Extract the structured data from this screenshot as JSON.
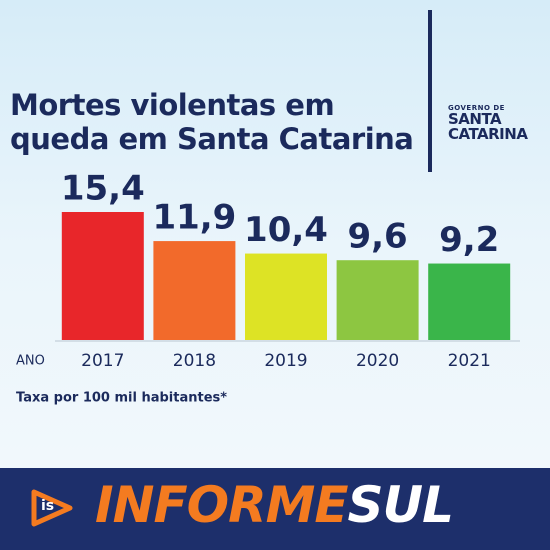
{
  "chart_data": {
    "type": "bar",
    "title": "Mortes violentas em queda em Santa Catarina",
    "x_label": "ANO",
    "note": "Taxa por 100 mil habitantes*",
    "categories": [
      "2017",
      "2018",
      "2019",
      "2020",
      "2021"
    ],
    "values": [
      15.4,
      11.9,
      10.4,
      9.6,
      9.2
    ],
    "value_labels": [
      "15,4",
      "11,9",
      "10,4",
      "9,6",
      "9,2"
    ],
    "colors": [
      "#e8262a",
      "#f26a2b",
      "#dde325",
      "#8dc641",
      "#3ab54a"
    ]
  },
  "logo": {
    "top": "GOVERNO DE",
    "line1": "SANTA",
    "line2": "CATARINA"
  },
  "footer": {
    "icon": "is",
    "brand1": "INFORME",
    "brand2": "SUL"
  }
}
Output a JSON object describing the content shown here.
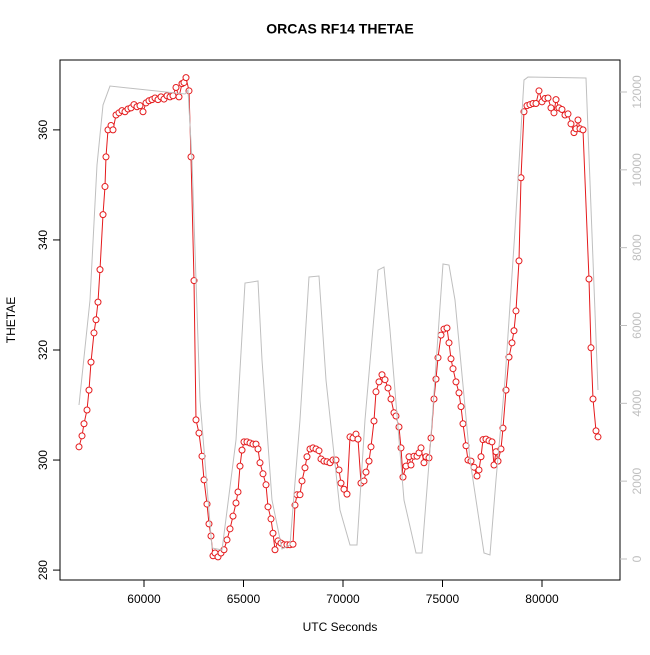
{
  "chart_data": {
    "type": "line",
    "title": "ORCAS RF14 THETAE",
    "x_label": "UTC Seconds",
    "y_label": "THETAE",
    "xlim": [
      55779,
      83920
    ],
    "xticks": [
      60000,
      65000,
      70000,
      75000,
      80000
    ],
    "ylim": [
      278.2,
      372.7
    ],
    "yticks": [
      280,
      300,
      320,
      340,
      360
    ],
    "y2lim": [
      -540,
      12822
    ],
    "y2ticks": [
      0,
      2000,
      4000,
      6000,
      8000,
      10000,
      12000
    ],
    "series": [
      {
        "color": "#e41a1c",
        "axis": "y",
        "markers": true,
        "x": [
          56734,
          56885,
          56985,
          57136,
          57236,
          57337,
          57487,
          57588,
          57688,
          57789,
          57940,
          58040,
          58090,
          58191,
          58342,
          58442,
          58593,
          58744,
          58894,
          59045,
          59196,
          59347,
          59497,
          59648,
          59799,
          59950,
          60101,
          60251,
          60402,
          60553,
          60704,
          60854,
          61005,
          61156,
          61307,
          61457,
          61608,
          61759,
          61910,
          62010,
          62111,
          62261,
          62362,
          62513,
          62613,
          62764,
          62915,
          63015,
          63166,
          63266,
          63367,
          63467,
          63568,
          63719,
          63869,
          64020,
          64171,
          64322,
          64472,
          64623,
          64724,
          64824,
          64925,
          65025,
          65176,
          65327,
          65477,
          65628,
          65729,
          65829,
          65980,
          66131,
          66231,
          66382,
          66482,
          66583,
          66734,
          66884,
          67035,
          67186,
          67337,
          67487,
          67588,
          67688,
          67839,
          67940,
          68090,
          68191,
          68342,
          68492,
          68643,
          68794,
          68894,
          69045,
          69196,
          69347,
          69497,
          69648,
          69799,
          69899,
          70050,
          70201,
          70352,
          70503,
          70653,
          70754,
          70905,
          71055,
          71156,
          71307,
          71407,
          71558,
          71658,
          71809,
          71960,
          72111,
          72261,
          72412,
          72563,
          72663,
          72814,
          72915,
          73015,
          73166,
          73317,
          73417,
          73568,
          73719,
          73819,
          73920,
          74070,
          74171,
          74322,
          74422,
          74573,
          74673,
          74774,
          74925,
          75075,
          75226,
          75327,
          75427,
          75528,
          75678,
          75829,
          75930,
          76030,
          76181,
          76281,
          76432,
          76583,
          76734,
          76834,
          76935,
          77035,
          77186,
          77337,
          77487,
          77588,
          77688,
          77789,
          77940,
          78040,
          78191,
          78342,
          78492,
          78593,
          78693,
          78844,
          78945,
          79095,
          79246,
          79397,
          79548,
          79698,
          79849,
          80000,
          80151,
          80302,
          80452,
          80603,
          80704,
          80854,
          81005,
          81156,
          81307,
          81457,
          81608,
          81709,
          81809,
          81910,
          82060,
          82362,
          82462,
          82563,
          82714,
          82814
        ],
        "values": [
          302.4,
          304.4,
          306.6,
          309.1,
          312.7,
          317.8,
          323.1,
          325.5,
          328.7,
          334.6,
          344.6,
          349.7,
          355.1,
          360,
          360.8,
          360,
          362.7,
          363.1,
          363.5,
          363.3,
          363.8,
          364,
          364.6,
          364.2,
          364.4,
          363.3,
          364.9,
          365.3,
          365.5,
          365.8,
          365.5,
          366,
          365.6,
          366.2,
          366,
          366.2,
          367.7,
          366,
          368.4,
          368.6,
          369.5,
          367.1,
          355.1,
          332.6,
          307.3,
          304.9,
          300.7,
          296.4,
          292,
          288.4,
          286.2,
          282.6,
          283.1,
          282.4,
          283.1,
          283.7,
          285.5,
          287.5,
          289.8,
          292.2,
          294.2,
          298.9,
          301.8,
          303.3,
          303.3,
          303.1,
          302.9,
          302.9,
          302,
          299.5,
          297.5,
          295.5,
          291.5,
          289.3,
          286.7,
          283.7,
          285.3,
          284.9,
          284.6,
          284.6,
          284.6,
          284.7,
          291.8,
          293.7,
          293.7,
          296.2,
          298.6,
          300.6,
          302,
          302.2,
          302,
          301.7,
          300.2,
          299.8,
          299.7,
          299.5,
          300,
          300,
          298.2,
          295.8,
          294.7,
          293.8,
          304.2,
          304,
          304.7,
          303.8,
          295.8,
          296.2,
          297.8,
          299.8,
          302.4,
          307.1,
          312.4,
          314.2,
          315.5,
          314.6,
          313.1,
          311.1,
          308.6,
          308,
          306,
          302.2,
          296.9,
          298.9,
          300.6,
          299.1,
          300.7,
          300.7,
          301.3,
          302.2,
          299.5,
          300.6,
          300.4,
          304,
          311.1,
          314.7,
          318.6,
          322.7,
          323.8,
          324,
          321.3,
          318.4,
          316.6,
          314.2,
          312.2,
          309.7,
          306.6,
          302.6,
          300,
          299.8,
          298.7,
          297.1,
          298.2,
          300.6,
          303.7,
          303.8,
          303.5,
          303.3,
          299.1,
          301.5,
          299.8,
          302,
          305.8,
          312.7,
          318.7,
          321.3,
          323.5,
          327.1,
          336.2,
          351.3,
          363.3,
          364.4,
          364.6,
          364.8,
          364.8,
          367.1,
          365.1,
          365.7,
          365.8,
          364,
          363.1,
          365.5,
          364,
          363.7,
          362.7,
          362.9,
          361.1,
          359.5,
          360.2,
          361.8,
          360.2,
          360,
          332.9,
          320.4,
          311.1,
          305.3,
          304.2
        ]
      },
      {
        "color": "#bfbfbf",
        "axis": "y2",
        "markers": false,
        "x": [
          56734,
          57287,
          57638,
          57940,
          58291,
          62060,
          62211,
          62412,
          62814,
          63417,
          63920,
          64623,
          65075,
          65729,
          65930,
          66432,
          66935,
          67337,
          67839,
          68291,
          68794,
          69146,
          69849,
          70352,
          70703,
          71105,
          71759,
          72060,
          72362,
          73065,
          73669,
          73970,
          74372,
          75025,
          75327,
          75628,
          76382,
          77086,
          77386,
          77688,
          78141,
          78643,
          79095,
          79296,
          82211,
          82814
        ],
        "values": [
          3957,
          6655,
          10123,
          11665,
          12153,
          11948,
          12050,
          10252,
          4085,
          283,
          231,
          3058,
          7091,
          7143,
          5113,
          1516,
          257,
          360,
          3571,
          7246,
          7271,
          4599,
          1259,
          360,
          360,
          3571,
          7425,
          7503,
          5884,
          1516,
          154,
          154,
          2801,
          7580,
          7554,
          6655,
          2544,
          154,
          103,
          2030,
          4599,
          8453,
          12307,
          12384,
          12359,
          4342
        ]
      }
    ]
  }
}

++++++++++

→ **WHAT YOU NEED TO DO**
Copy out each line of the records where the string "THETAE" appears.

→ **WRITTEN ANSWER**
    "title": "ORCAS RF14 THETAE",
    "y_label": "THETAE",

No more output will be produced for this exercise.